[Start of section]

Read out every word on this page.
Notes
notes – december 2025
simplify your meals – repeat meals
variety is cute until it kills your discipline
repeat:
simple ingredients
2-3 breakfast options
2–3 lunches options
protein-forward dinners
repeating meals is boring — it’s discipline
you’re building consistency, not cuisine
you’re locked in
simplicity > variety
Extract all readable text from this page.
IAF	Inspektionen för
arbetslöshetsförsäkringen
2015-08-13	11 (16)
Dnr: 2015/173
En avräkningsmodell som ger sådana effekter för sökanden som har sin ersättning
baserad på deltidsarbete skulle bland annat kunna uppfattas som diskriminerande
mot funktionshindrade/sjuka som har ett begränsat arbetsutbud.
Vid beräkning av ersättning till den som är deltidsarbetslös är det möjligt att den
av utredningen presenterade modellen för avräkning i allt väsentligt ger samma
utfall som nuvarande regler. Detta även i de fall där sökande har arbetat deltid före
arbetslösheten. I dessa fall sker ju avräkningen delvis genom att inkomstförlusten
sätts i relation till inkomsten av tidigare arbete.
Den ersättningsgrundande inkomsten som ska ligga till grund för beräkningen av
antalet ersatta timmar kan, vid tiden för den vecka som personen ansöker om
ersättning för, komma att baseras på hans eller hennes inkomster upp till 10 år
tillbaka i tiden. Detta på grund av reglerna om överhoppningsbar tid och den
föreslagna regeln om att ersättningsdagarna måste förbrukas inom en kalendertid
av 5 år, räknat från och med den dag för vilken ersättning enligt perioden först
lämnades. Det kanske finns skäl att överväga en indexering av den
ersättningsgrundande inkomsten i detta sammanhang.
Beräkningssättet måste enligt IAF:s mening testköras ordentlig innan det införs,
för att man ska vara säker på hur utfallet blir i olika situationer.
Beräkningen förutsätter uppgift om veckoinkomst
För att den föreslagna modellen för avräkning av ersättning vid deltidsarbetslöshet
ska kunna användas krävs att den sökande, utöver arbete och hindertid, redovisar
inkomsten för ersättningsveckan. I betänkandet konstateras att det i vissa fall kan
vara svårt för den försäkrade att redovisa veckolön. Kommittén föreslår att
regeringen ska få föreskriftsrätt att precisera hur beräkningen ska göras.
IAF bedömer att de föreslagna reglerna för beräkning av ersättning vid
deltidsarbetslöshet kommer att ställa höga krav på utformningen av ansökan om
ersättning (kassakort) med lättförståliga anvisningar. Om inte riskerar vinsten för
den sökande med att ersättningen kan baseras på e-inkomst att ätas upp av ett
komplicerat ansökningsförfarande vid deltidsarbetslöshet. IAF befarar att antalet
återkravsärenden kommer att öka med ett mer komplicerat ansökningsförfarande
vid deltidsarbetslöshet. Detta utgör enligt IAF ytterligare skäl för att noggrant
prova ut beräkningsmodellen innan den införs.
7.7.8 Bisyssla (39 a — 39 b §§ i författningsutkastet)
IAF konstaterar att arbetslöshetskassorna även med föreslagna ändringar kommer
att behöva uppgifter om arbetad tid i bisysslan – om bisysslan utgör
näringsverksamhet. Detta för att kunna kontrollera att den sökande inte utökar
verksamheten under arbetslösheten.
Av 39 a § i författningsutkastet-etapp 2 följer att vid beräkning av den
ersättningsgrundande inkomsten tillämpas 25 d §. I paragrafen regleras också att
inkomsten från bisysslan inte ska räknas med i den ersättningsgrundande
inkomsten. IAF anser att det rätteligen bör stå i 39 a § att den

[End of section]

TASK INSTRUCTIONS ->
Would you return all of the material exactly as written?

WRITTEN SOLUTION ->
Read out every word on this page.
Notes
notes – december 2025
simplify your meals – repeat meals
variety is cute until it kills your discipline
repeat:
simple ingredients
2-3 breakfast options
2–3 lunches options
protein-forward dinners
repeating meals is boring — it’s discipline
you’re building consistency, not cuisine
you’re locked in
simplicity > variety
Extract all readable text from this page.
IAF	Inspektionen för
arbetslöshetsförsäkringen
2015-08-13	11 (16)
Dnr: 2015/173
En avräkningsmodell som ger sådana effekter för sökanden som har sin ersättning
baserad på deltidsarbete skulle bland annat kunna uppfattas som diskriminerande
mot funktionshindrade/sjuka som har ett begränsat arbetsutbud.
Vid beräkning av ersättning till den som är deltidsarbetslös är det möjligt att den
av utredningen presenterade modellen för avräkning i allt väsentligt ger samma
utfall som nuvarande regler. Detta även i de fall där sökande har arbetat deltid före
arbetslösheten. I dessa fall sker ju avräkningen delvis genom att inkomstförlusten
sätts i relation till inkomsten av tidigare arbete.
Den ersättningsgrundande inkomsten som ska ligga till grund för beräkningen av
antalet ersatta timmar kan, vid tiden för den vecka som personen ansöker om
ersättning för, komma att baseras på hans eller hennes inkomster upp till 10 år
tillbaka i tiden. Detta på grund av reglerna om överhoppningsbar tid och den
föreslagna regeln om att ersättningsdagarna måste förbrukas inom en kalendertid
av 5 år, räknat från och med den dag för vilken ersättning enligt perioden först
lämnades. Det kanske finns skäl att överväga en indexering av den
ersättningsgrundande inkomsten i detta sammanhang.
Beräkningssättet måste enligt IAF:s mening testköras ordentlig innan det införs,
för att man ska vara säker på hur utfallet blir i olika situationer.
Beräkningen förutsätter uppgift om veckoinkomst
För att den föreslagna modellen för avräkning av ersättning vid deltidsarbetslöshet
ska kunna användas krävs att den sökande, utöver arbete och hindertid, redovisar
inkomsten för ersättningsveckan. I betänkandet konstateras att det i vissa fall kan
vara svårt för den försäkrade att redovisa veckolön. Kommittén föreslår att
regeringen ska få föreskriftsrätt att precisera hur beräkningen ska göras.
IAF bedömer att de föreslagna reglerna för beräkning av ersättning vid
deltidsarbetslöshet kommer att ställa höga krav på utformningen av ansökan om
ersättning (kassakort) med lättförståliga anvisningar. Om inte riskerar vinsten för
den sökande med att ersättningen kan baseras på e-inkomst att ätas upp av ett
komplicerat ansökningsförfarande vid deltidsarbetslöshet. IAF befarar att antalet
återkravsärenden kommer att öka med ett mer komplicerat ansökningsförfarande
vid deltidsarbetslöshet. Detta utgör enligt IAF ytterligare skäl för att noggrant
prova ut beräkningsmodellen innan den införs.
7.7.8 Bisyssla (39 a — 39 b §§ i författningsutkastet)
IAF konstaterar att arbetslöshetskassorna även med föreslagna ändringar kommer
att behöva uppgifter om arbetad tid i bisysslan – om bisysslan utgör
näringsverksamhet. Detta för att kunna kontrollera att den sökande inte utökar
verksamheten under arbetslösheten.
Av 39 a § i författningsutkastet-etapp 2 följer att vid beräkning av den
ersättningsgrundande inkomsten tillämpas 25 d §. I paragrafen regleras också att
inkomsten från bisysslan inte ska räknas med i den ersättningsgrundande
inkomsten. IAF anser att det rätteligen bör stå i 39 a § att den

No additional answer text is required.